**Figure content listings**
************
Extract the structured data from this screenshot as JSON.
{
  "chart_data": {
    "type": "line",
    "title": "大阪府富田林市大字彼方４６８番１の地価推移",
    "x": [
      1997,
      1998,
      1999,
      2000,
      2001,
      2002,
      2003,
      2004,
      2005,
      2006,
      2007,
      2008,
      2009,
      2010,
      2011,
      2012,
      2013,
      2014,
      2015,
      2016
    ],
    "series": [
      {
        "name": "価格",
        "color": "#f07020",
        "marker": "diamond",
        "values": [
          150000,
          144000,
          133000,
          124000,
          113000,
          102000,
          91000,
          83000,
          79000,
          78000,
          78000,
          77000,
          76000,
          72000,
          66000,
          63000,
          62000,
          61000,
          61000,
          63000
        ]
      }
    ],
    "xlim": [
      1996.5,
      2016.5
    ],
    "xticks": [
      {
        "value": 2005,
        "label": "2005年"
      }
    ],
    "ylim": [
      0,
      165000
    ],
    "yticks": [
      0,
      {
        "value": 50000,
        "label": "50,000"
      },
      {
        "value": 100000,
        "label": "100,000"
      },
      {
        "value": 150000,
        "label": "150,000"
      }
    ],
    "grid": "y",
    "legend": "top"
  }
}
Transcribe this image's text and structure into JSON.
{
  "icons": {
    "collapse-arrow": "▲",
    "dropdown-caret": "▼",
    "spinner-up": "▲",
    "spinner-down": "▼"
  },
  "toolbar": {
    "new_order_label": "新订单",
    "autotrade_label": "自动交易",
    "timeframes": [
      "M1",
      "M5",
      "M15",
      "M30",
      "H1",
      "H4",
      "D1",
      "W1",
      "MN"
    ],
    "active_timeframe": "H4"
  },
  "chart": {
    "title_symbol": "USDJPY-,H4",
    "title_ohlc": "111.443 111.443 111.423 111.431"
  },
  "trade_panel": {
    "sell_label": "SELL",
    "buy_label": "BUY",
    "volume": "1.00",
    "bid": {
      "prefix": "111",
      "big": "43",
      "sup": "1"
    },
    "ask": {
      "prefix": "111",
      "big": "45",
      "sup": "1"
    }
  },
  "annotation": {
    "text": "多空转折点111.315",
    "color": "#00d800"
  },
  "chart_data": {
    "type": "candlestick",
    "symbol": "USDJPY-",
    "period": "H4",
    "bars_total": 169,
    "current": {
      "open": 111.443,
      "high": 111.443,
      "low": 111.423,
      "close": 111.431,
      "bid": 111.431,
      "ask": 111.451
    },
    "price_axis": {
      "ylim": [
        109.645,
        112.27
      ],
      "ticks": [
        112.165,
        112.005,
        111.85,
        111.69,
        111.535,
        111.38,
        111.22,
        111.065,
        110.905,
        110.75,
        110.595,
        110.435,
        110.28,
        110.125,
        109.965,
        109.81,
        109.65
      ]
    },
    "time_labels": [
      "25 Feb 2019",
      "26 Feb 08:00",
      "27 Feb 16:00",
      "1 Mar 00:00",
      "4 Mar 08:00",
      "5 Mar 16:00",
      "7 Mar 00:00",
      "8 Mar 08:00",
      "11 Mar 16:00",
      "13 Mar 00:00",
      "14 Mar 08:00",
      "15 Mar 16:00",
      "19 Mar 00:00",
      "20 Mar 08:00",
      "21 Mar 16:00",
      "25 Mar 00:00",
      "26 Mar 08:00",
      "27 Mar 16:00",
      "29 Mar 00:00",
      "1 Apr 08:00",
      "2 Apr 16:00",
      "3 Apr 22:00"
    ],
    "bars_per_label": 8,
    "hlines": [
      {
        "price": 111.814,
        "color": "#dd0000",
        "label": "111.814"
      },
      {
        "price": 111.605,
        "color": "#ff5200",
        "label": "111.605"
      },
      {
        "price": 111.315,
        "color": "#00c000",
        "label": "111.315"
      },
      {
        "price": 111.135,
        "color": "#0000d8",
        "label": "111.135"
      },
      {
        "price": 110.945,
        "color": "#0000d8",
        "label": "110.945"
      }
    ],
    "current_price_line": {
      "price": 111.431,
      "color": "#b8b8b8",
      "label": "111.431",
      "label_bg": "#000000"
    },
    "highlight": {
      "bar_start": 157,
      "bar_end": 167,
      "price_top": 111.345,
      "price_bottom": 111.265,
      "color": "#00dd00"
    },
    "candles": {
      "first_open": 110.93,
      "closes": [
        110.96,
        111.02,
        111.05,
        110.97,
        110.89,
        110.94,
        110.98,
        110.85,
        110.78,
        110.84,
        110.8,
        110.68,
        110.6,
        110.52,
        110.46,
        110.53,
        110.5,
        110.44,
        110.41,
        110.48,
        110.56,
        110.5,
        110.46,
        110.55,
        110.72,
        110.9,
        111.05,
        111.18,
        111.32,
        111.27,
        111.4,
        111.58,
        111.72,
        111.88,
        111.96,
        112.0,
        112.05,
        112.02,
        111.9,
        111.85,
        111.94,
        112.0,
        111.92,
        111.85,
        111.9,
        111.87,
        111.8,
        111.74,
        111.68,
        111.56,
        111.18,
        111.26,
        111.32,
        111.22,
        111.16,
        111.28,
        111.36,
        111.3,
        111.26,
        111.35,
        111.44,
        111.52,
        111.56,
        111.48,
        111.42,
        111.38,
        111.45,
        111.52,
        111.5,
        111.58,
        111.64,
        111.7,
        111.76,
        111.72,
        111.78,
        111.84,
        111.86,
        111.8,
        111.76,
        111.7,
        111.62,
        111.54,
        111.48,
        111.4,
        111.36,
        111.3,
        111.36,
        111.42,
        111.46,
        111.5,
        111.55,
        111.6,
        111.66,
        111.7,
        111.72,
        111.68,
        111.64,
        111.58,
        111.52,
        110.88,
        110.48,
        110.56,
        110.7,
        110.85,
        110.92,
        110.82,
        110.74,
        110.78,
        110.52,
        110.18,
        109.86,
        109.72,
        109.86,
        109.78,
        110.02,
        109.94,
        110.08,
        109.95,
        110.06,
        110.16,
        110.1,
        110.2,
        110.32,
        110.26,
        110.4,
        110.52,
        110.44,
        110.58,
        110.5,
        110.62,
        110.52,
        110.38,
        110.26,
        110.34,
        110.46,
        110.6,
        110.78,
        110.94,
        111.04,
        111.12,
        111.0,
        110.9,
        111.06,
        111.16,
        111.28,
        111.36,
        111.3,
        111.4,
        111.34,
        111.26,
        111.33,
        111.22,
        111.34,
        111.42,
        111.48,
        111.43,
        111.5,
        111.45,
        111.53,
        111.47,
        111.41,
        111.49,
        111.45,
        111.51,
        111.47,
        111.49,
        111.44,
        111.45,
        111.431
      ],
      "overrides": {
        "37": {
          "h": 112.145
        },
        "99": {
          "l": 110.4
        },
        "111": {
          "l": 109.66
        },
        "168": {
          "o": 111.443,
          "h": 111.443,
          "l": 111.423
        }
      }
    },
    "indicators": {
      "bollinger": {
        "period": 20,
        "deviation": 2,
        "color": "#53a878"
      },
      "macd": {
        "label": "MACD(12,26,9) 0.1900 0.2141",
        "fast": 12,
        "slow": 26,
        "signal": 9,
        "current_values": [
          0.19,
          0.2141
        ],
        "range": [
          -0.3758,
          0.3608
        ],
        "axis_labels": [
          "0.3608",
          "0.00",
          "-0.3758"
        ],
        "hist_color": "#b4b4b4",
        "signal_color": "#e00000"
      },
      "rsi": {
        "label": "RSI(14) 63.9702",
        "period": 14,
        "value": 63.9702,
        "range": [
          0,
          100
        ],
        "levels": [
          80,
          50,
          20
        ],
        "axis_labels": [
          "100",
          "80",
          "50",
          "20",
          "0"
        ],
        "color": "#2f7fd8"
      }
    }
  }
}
************
Extract every entry in the listing word for word.

Extract the structured data from this screenshot as JSON.
{
  "chart_data": {
    "type": "line",
    "title": "大阪府富田林市大字彼方４６８番１の地価推移",
    "x": [
      1997,
      1998,
      1999,
      2000,
      2001,
      2002,
      2003,
      2004,
      2005,
      2006,
      2007,
      2008,
      2009,
      2010,
      2011,
      2012,
      2013,
      2014,
      2015,
      2016
    ],
    "series": [
      {
        "name": "価格",
        "color": "#f07020",
        "marker": "diamond",
        "values": [
          150000,
          144000,
          133000,
          124000,
          113000,
          102000,
          91000,
          83000,
          79000,
          78000,
          78000,
          77000,
          76000,
          72000,
          66000,
          63000,
          62000,
          61000,
          61000,
          63000
        ]
      }
    ],
    "xlim": [
      1996.5,
      2016.5
    ],
    "xticks": [
      {
        "value": 2005,
        "label": "2005年"
      }
    ],
    "ylim": [
      0,
      165000
    ],
    "yticks": [
      0,
      {
        "value": 50000,
        "label": "50,000"
      },
      {
        "value": 100000,
        "label": "100,000"
      },
      {
        "value": 150000,
        "label": "150,000"
      }
    ],
    "grid": "y",
    "legend": "top"
  }
}
Transcribe this image's text and structure into JSON.
{
  "icons": {
    "collapse-arrow": "▲",
    "dropdown-caret": "▼",
    "spinner-up": "▲",
    "spinner-down": "▼"
  },
  "toolbar": {
    "new_order_label": "新订单",
    "autotrade_label": "自动交易",
    "timeframes": [
      "M1",
      "M5",
      "M15",
      "M30",
      "H1",
      "H4",
      "D1",
      "W1",
      "MN"
    ],
    "active_timeframe": "H4"
  },
  "chart": {
    "title_symbol": "USDJPY-,H4",
    "title_ohlc": "111.443 111.443 111.423 111.431"
  },
  "trade_panel": {
    "sell_label": "SELL",
    "buy_label": "BUY",
    "volume": "1.00",
    "bid": {
      "prefix": "111",
      "big": "43",
      "sup": "1"
    },
    "ask": {
      "prefix": "111",
      "big": "45",
      "sup": "1"
    }
  },
  "annotation": {
    "text": "多空转折点111.315",
    "color": "#00d800"
  },
  "chart_data": {
    "type": "candlestick",
    "symbol": "USDJPY-",
    "period": "H4",
    "bars_total": 169,
    "current": {
      "open": 111.443,
      "high": 111.443,
      "low": 111.423,
      "close": 111.431,
      "bid": 111.431,
      "ask": 111.451
    },
    "price_axis": {
      "ylim": [
        109.645,
        112.27
      ],
      "ticks": [
        112.165,
        112.005,
        111.85,
        111.69,
        111.535,
        111.38,
        111.22,
        111.065,
        110.905,
        110.75,
        110.595,
        110.435,
        110.28,
        110.125,
        109.965,
        109.81,
        109.65
      ]
    },
    "time_labels": [
      "25 Feb 2019",
      "26 Feb 08:00",
      "27 Feb 16:00",
      "1 Mar 00:00",
      "4 Mar 08:00",
      "5 Mar 16:00",
      "7 Mar 00:00",
      "8 Mar 08:00",
      "11 Mar 16:00",
      "13 Mar 00:00",
      "14 Mar 08:00",
      "15 Mar 16:00",
      "19 Mar 00:00",
      "20 Mar 08:00",
      "21 Mar 16:00",
      "25 Mar 00:00",
      "26 Mar 08:00",
      "27 Mar 16:00",
      "29 Mar 00:00",
      "1 Apr 08:00",
      "2 Apr 16:00",
      "3 Apr 22:00"
    ],
    "bars_per_label": 8,
    "hlines": [
      {
        "price": 111.814,
        "color": "#dd0000",
        "label": "111.814"
      },
      {
        "price": 111.605,
        "color": "#ff5200",
        "label": "111.605"
      },
      {
        "price": 111.315,
        "color": "#00c000",
        "label": "111.315"
      },
      {
        "price": 111.135,
        "color": "#0000d8",
        "label": "111.135"
      },
      {
        "price": 110.945,
        "color": "#0000d8",
        "label": "110.945"
      }
    ],
    "current_price_line": {
      "price": 111.431,
      "color": "#b8b8b8",
      "label": "111.431",
      "label_bg": "#000000"
    },
    "highlight": {
      "bar_start": 157,
      "bar_end": 167,
      "price_top": 111.345,
      "price_bottom": 111.265,
      "color": "#00dd00"
    },
    "candles": {
      "first_open": 110.93,
      "closes": [
        110.96,
        111.02,
        111.05,
        110.97,
        110.89,
        110.94,
        110.98,
        110.85,
        110.78,
        110.84,
        110.8,
        110.68,
        110.6,
        110.52,
        110.46,
        110.53,
        110.5,
        110.44,
        110.41,
        110.48,
        110.56,
        110.5,
        110.46,
        110.55,
        110.72,
        110.9,
        111.05,
        111.18,
        111.32,
        111.27,
        111.4,
        111.58,
        111.72,
        111.88,
        111.96,
        112.0,
        112.05,
        112.02,
        111.9,
        111.85,
        111.94,
        112.0,
        111.92,
        111.85,
        111.9,
        111.87,
        111.8,
        111.74,
        111.68,
        111.56,
        111.18,
        111.26,
        111.32,
        111.22,
        111.16,
        111.28,
        111.36,
        111.3,
        111.26,
        111.35,
        111.44,
        111.52,
        111.56,
        111.48,
        111.42,
        111.38,
        111.45,
        111.52,
        111.5,
        111.58,
        111.64,
        111.7,
        111.76,
        111.72,
        111.78,
        111.84,
        111.86,
        111.8,
        111.76,
        111.7,
        111.62,
        111.54,
        111.48,
        111.4,
        111.36,
        111.3,
        111.36,
        111.42,
        111.46,
        111.5,
        111.55,
        111.6,
        111.66,
        111.7,
        111.72,
        111.68,
        111.64,
        111.58,
        111.52,
        110.88,
        110.48,
        110.56,
        110.7,
        110.85,
        110.92,
        110.82,
        110.74,
        110.78,
        110.52,
        110.18,
        109.86,
        109.72,
        109.86,
        109.78,
        110.02,
        109.94,
        110.08,
        109.95,
        110.06,
        110.16,
        110.1,
        110.2,
        110.32,
        110.26,
        110.4,
        110.52,
        110.44,
        110.58,
        110.5,
        110.62,
        110.52,
        110.38,
        110.26,
        110.34,
        110.46,
        110.6,
        110.78,
        110.94,
        111.04,
        111.12,
        111.0,
        110.9,
        111.06,
        111.16,
        111.28,
        111.36,
        111.3,
        111.4,
        111.34,
        111.26,
        111.33,
        111.22,
        111.34,
        111.42,
        111.48,
        111.43,
        111.5,
        111.45,
        111.53,
        111.47,
        111.41,
        111.49,
        111.45,
        111.51,
        111.47,
        111.49,
        111.44,
        111.45,
        111.431
      ],
      "overrides": {
        "37": {
          "h": 112.145
        },
        "99": {
          "l": 110.4
        },
        "111": {
          "l": 109.66
        },
        "168": {
          "o": 111.443,
          "h": 111.443,
          "l": 111.423
        }
      }
    },
    "indicators": {
      "bollinger": {
        "period": 20,
        "deviation": 2,
        "color": "#53a878"
      },
      "macd": {
        "label": "MACD(12,26,9) 0.1900 0.2141",
        "fast": 12,
        "slow": 26,
        "signal": 9,
        "current_values": [
          0.19,
          0.2141
        ],
        "range": [
          -0.3758,
          0.3608
        ],
        "axis_labels": [
          "0.3608",
          "0.00",
          "-0.3758"
        ],
        "hist_color": "#b4b4b4",
        "signal_color": "#e00000"
      },
      "rsi": {
        "label": "RSI(14) 63.9702",
        "period": 14,
        "value": 63.9702,
        "range": [
          0,
          100
        ],
        "levels": [
          80,
          50,
          20
        ],
        "axis_labels": [
          "100",
          "80",
          "50",
          "20",
          "0"
        ],
        "color": "#2f7fd8"
      }
    }
  }
}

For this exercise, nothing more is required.